> Written exercise
From the entries below, report how many lines contain the string "соответствия". Give only that number.

Data records:
— BEGIN —

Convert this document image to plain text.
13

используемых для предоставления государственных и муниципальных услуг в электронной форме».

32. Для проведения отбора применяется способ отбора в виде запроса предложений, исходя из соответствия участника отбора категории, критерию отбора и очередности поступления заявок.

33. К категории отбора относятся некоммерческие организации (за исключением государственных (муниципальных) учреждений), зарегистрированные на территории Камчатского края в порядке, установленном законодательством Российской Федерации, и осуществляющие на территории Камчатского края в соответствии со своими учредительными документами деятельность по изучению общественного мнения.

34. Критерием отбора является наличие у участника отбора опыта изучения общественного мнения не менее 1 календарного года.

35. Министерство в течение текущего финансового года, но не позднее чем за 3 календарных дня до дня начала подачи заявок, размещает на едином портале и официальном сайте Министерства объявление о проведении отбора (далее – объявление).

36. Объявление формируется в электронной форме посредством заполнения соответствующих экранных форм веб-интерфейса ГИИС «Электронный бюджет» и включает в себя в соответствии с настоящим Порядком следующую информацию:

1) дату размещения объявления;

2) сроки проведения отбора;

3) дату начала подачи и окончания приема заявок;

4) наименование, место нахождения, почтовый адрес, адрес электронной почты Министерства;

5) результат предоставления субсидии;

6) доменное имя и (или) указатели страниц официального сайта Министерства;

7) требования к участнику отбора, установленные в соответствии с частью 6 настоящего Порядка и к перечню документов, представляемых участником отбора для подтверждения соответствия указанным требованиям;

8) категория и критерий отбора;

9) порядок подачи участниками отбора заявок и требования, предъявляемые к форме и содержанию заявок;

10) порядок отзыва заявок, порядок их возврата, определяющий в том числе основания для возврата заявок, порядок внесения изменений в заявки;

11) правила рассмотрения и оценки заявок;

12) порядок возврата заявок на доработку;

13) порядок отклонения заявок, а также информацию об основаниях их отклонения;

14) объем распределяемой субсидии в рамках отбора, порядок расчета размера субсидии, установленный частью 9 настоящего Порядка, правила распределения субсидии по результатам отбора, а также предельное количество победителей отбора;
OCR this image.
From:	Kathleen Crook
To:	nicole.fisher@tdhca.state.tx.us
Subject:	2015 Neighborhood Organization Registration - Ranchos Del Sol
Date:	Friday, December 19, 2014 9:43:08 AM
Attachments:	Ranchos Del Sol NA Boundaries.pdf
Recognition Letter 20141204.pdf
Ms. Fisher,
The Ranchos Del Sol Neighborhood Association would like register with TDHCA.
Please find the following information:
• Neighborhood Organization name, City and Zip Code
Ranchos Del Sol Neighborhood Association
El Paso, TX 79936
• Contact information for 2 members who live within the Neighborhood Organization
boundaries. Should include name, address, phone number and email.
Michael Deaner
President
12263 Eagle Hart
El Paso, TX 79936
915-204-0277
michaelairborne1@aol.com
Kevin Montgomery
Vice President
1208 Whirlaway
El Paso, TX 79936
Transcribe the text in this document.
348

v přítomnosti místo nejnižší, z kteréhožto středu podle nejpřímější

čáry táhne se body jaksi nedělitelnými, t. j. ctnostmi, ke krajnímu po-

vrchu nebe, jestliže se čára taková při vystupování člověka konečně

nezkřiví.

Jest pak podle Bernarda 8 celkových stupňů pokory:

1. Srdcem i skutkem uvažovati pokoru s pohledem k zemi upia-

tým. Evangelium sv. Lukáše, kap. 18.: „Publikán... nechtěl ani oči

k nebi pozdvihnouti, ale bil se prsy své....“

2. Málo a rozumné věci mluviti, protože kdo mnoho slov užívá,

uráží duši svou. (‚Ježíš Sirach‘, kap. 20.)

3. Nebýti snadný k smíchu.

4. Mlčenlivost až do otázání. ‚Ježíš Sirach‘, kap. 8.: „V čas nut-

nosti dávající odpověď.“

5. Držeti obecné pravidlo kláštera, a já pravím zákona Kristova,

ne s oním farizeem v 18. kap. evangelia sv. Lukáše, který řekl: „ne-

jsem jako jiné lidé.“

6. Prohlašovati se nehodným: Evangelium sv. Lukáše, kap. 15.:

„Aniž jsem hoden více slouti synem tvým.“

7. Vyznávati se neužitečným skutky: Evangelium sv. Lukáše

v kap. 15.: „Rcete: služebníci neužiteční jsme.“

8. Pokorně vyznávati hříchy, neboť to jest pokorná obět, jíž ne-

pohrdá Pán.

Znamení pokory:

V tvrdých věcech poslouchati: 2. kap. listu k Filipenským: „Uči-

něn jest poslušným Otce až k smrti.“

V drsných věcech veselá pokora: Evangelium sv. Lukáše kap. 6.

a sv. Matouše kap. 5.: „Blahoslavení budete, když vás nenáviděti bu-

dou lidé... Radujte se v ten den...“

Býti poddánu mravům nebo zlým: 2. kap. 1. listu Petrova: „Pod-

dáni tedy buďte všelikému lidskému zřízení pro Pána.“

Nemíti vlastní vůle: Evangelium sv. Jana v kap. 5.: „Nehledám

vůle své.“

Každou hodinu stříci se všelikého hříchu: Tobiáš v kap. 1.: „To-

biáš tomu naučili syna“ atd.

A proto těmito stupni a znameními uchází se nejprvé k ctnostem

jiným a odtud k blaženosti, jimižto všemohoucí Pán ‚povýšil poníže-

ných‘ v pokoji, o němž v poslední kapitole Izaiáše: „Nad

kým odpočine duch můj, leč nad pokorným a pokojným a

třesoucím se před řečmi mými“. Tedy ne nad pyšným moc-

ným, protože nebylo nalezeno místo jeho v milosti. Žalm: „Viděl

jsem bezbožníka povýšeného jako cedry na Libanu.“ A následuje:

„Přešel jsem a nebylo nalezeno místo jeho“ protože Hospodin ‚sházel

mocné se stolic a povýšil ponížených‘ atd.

— END —

> Problem solution
2